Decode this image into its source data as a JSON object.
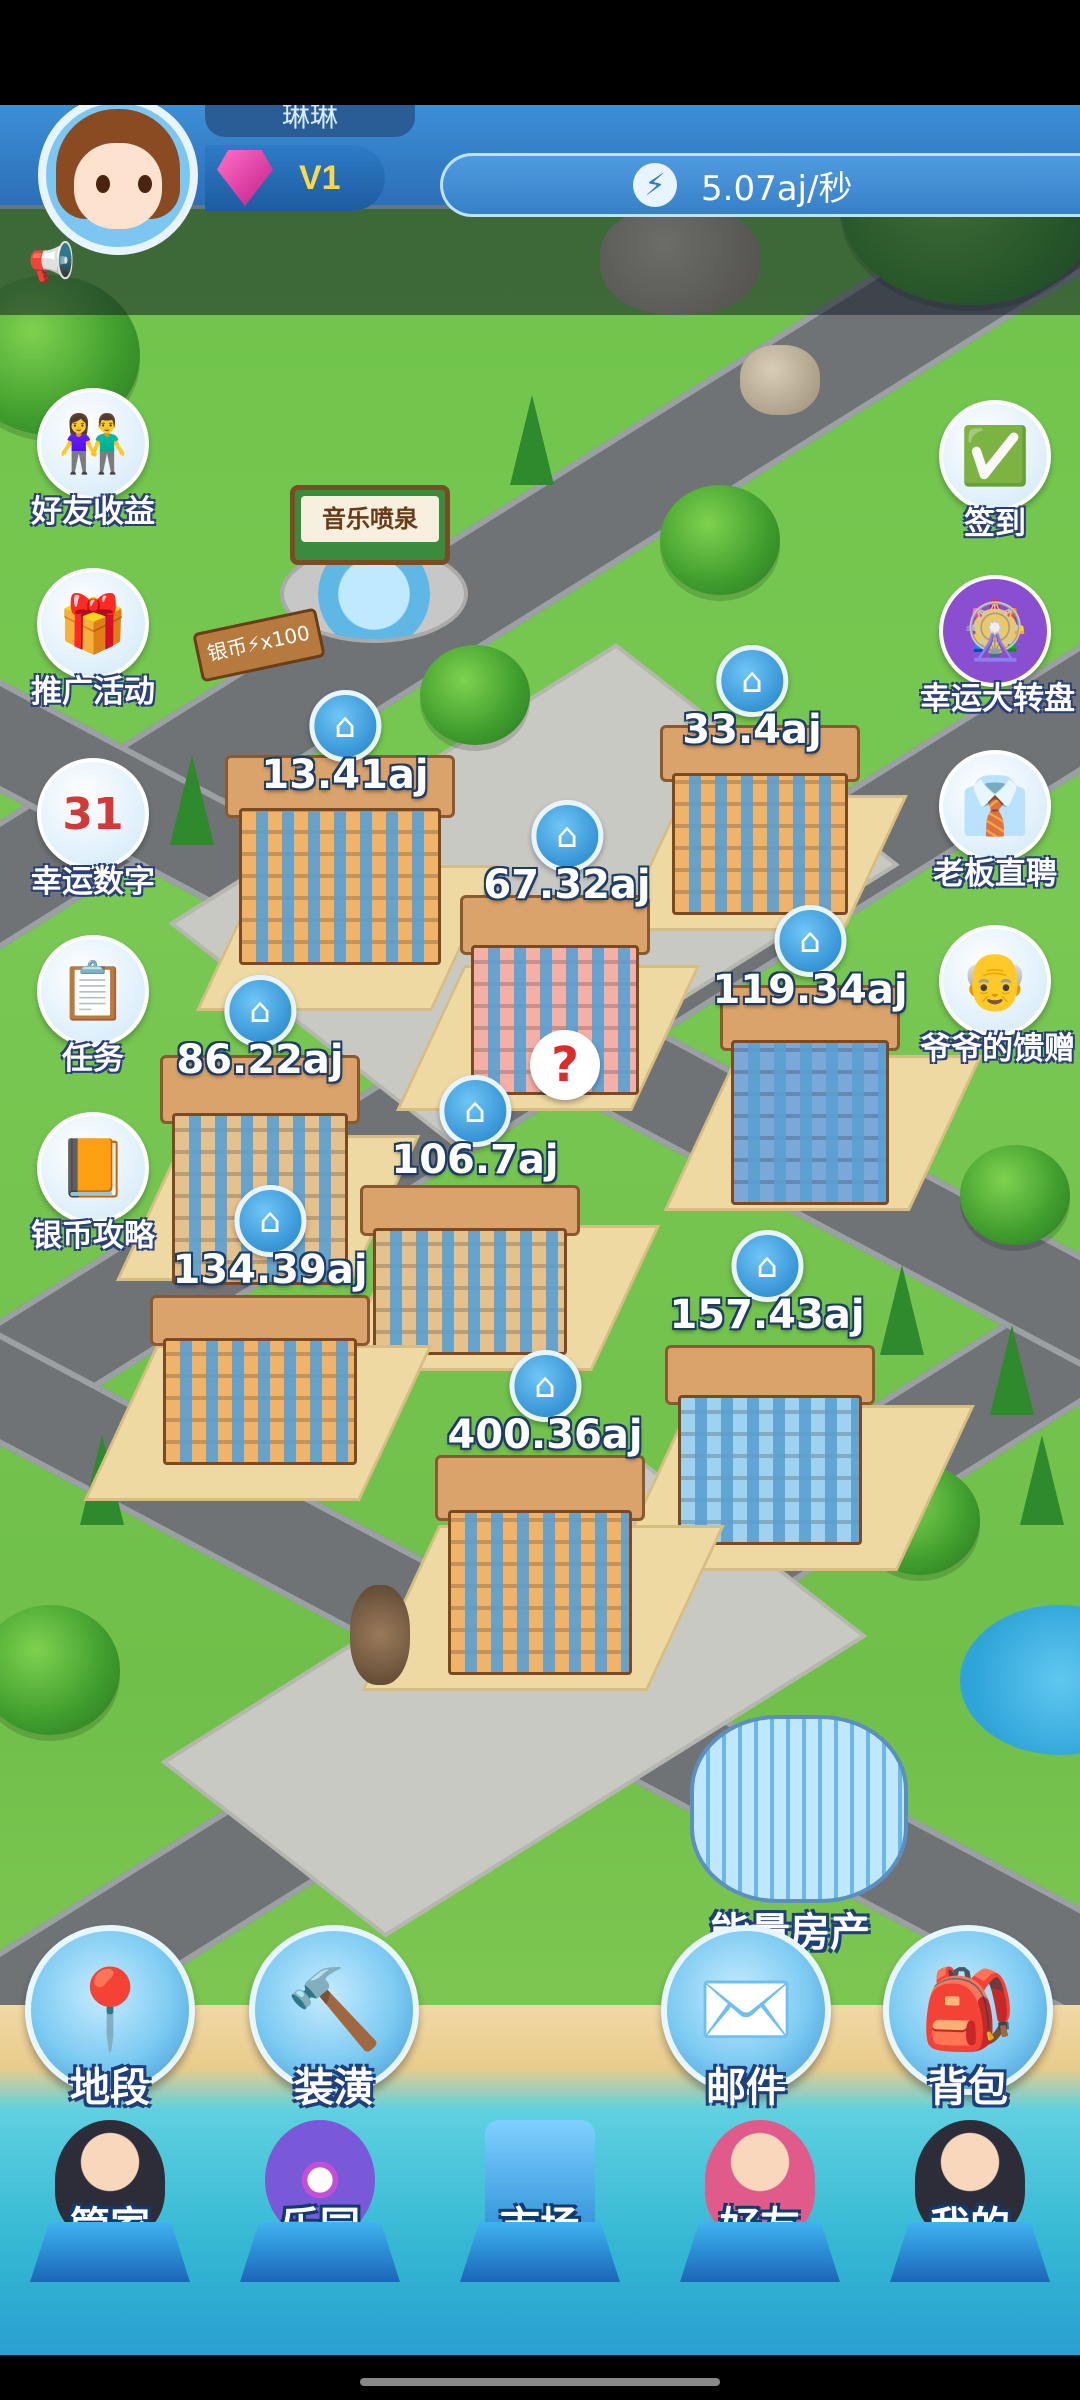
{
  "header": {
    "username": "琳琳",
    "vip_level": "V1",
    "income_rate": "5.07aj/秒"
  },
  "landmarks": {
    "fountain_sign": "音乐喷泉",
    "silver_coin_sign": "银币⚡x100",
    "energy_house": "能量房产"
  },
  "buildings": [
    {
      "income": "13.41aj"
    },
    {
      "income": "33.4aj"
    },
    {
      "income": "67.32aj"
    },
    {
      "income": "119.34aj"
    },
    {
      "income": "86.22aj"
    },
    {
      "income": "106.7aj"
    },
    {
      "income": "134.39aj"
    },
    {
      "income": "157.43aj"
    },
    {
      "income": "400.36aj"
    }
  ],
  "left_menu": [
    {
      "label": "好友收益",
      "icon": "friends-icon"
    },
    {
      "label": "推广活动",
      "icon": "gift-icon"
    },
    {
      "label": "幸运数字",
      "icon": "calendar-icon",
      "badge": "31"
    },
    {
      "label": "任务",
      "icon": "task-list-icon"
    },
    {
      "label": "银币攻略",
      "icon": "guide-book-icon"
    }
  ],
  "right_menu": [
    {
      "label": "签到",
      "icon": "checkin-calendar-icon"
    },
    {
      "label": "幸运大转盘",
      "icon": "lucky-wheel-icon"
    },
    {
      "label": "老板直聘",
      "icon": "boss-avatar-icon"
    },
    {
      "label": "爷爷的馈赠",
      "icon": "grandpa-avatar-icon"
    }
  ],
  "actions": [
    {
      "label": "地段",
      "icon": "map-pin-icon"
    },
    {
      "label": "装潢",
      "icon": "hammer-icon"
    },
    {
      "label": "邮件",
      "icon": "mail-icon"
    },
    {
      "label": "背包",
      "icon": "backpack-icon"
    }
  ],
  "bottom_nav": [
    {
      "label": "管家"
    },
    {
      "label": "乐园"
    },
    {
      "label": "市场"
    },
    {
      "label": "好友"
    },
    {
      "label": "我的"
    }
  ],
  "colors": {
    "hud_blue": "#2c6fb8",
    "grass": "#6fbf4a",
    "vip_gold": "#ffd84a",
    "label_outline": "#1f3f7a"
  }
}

※ ※ ※

WHAT NEEDS TO BE DONE: Transcribe each entry precisely as given, leaving the pictures out.

CORRECT ANSWER:
Decode this image into its source data as a JSON object.
{
  "header": {
    "username": "琳琳",
    "vip_level": "V1",
    "income_rate": "5.07aj/秒"
  },
  "landmarks": {
    "fountain_sign": "音乐喷泉",
    "silver_coin_sign": "银币⚡x100",
    "energy_house": "能量房产"
  },
  "buildings": [
    {
      "income": "13.41aj"
    },
    {
      "income": "33.4aj"
    },
    {
      "income": "67.32aj"
    },
    {
      "income": "119.34aj"
    },
    {
      "income": "86.22aj"
    },
    {
      "income": "106.7aj"
    },
    {
      "income": "134.39aj"
    },
    {
      "income": "157.43aj"
    },
    {
      "income": "400.36aj"
    }
  ],
  "left_menu": [
    {
      "label": "好友收益",
      "icon": "friends-icon"
    },
    {
      "label": "推广活动",
      "icon": "gift-icon"
    },
    {
      "label": "幸运数字",
      "icon": "calendar-icon",
      "badge": "31"
    },
    {
      "label": "任务",
      "icon": "task-list-icon"
    },
    {
      "label": "银币攻略",
      "icon": "guide-book-icon"
    }
  ],
  "right_menu": [
    {
      "label": "签到",
      "icon": "checkin-calendar-icon"
    },
    {
      "label": "幸运大转盘",
      "icon": "lucky-wheel-icon"
    },
    {
      "label": "老板直聘",
      "icon": "boss-avatar-icon"
    },
    {
      "label": "爷爷的馈赠",
      "icon": "grandpa-avatar-icon"
    }
  ],
  "actions": [
    {
      "label": "地段",
      "icon": "map-pin-icon"
    },
    {
      "label": "装潢",
      "icon": "hammer-icon"
    },
    {
      "label": "邮件",
      "icon": "mail-icon"
    },
    {
      "label": "背包",
      "icon": "backpack-icon"
    }
  ],
  "bottom_nav": [
    {
      "label": "管家"
    },
    {
      "label": "乐园"
    },
    {
      "label": "市场"
    },
    {
      "label": "好友"
    },
    {
      "label": "我的"
    }
  ],
  "colors": {
    "hud_blue": "#2c6fb8",
    "grass": "#6fbf4a",
    "vip_gold": "#ffd84a",
    "label_outline": "#1f3f7a"
  }
}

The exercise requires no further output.